> STATED GOAL: Report how many lines below contain the word "data", and give only that number.

> RECORDS SUPPLIED:

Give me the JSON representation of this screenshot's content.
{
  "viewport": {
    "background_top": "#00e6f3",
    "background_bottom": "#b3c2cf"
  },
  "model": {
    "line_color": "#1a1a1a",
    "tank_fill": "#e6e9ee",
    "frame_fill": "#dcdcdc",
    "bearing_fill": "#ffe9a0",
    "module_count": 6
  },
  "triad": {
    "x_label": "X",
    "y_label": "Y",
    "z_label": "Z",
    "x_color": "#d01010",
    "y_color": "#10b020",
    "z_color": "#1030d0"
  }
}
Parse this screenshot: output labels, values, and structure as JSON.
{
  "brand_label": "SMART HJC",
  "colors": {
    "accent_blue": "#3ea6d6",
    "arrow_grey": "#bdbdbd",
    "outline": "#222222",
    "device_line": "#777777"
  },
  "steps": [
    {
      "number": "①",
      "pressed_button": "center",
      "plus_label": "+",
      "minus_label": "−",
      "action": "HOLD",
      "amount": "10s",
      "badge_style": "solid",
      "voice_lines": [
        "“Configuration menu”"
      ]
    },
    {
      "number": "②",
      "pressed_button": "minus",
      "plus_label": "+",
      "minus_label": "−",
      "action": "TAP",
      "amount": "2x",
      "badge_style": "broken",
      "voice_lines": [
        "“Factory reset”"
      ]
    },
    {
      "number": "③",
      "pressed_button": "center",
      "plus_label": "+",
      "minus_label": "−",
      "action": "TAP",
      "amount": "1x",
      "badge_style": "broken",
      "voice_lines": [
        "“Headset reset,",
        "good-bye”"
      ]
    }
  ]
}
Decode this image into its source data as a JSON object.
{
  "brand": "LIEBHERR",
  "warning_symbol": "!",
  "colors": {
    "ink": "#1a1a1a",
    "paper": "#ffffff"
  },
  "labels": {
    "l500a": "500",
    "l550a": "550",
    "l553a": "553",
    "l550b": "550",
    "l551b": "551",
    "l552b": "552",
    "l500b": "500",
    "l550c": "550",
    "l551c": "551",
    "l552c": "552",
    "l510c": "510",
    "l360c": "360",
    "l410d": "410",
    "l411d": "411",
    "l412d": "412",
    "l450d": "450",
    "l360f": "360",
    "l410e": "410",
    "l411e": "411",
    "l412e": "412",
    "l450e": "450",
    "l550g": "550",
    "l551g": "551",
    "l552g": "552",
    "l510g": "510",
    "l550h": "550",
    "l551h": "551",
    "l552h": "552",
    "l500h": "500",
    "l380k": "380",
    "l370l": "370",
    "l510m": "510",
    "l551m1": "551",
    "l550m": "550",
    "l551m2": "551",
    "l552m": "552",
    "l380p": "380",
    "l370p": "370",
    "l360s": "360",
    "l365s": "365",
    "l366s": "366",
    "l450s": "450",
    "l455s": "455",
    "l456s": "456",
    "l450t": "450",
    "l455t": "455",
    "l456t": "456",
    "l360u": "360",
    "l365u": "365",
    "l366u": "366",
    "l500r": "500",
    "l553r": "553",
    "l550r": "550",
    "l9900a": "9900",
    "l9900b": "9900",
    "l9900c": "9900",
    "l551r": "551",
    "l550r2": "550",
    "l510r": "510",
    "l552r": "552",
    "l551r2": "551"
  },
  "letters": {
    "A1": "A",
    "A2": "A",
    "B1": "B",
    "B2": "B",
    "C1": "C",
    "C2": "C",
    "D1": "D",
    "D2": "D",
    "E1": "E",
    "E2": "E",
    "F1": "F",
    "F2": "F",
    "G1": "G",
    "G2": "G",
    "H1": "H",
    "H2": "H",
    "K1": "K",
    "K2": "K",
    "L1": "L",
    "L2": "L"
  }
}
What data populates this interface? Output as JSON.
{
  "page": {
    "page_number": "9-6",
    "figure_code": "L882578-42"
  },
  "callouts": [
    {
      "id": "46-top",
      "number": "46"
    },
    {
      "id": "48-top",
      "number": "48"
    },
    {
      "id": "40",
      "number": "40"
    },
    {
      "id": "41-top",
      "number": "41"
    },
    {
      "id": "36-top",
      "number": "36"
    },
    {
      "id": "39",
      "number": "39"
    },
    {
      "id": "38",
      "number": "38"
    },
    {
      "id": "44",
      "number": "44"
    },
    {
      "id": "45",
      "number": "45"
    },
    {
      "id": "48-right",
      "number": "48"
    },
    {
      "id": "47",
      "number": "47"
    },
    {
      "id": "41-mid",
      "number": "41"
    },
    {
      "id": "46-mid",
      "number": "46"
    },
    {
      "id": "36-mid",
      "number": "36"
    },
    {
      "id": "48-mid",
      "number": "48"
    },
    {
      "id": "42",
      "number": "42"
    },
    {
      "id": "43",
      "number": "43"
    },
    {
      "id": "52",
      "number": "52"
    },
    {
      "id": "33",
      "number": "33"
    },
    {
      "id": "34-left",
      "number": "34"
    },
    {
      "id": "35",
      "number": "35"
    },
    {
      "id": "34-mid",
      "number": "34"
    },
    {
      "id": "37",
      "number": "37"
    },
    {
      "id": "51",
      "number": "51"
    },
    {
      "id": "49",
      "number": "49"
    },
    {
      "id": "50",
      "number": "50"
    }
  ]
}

> SOLVED EXERCISE: 2